EXERCISE PROMPT: In the text on uniqueness of HCF and LCM, list every variable letter used to name the ring or an element of it, including those with subscripts.

TEXT BLOCK:
Uniqueness of HCF and LCM lemma

Let $R$ be an integral domain
Let $a,b\in R$ then

If $\mathrm{hcf}\{a,b\}$ exists then it is unique up to units

If $\mathrm{lcm}\{a,b\}$ exists then is is unique up to units

If $R$ is a PID then both $\mathrm{hcf}\{a,b\}$ and $\mathrm{lcm}\{a,b\}$

Proof

If $g_1,g_2$ are two highest common factors then

$$g_{1}R\subseteq g_{2}R\text{ and }{g}_{2}R\subseteq g_{1}R$$

Hence

$$g_{1}R=g_{2}R$$

As $R$ is an integral domain then $g_1,g_2$ are associates (differ by unit)

SOURCE EXCERPT:
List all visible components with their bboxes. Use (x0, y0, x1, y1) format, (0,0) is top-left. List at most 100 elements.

ANSWER TO THIS TASK: R, a, b, g_1, g_2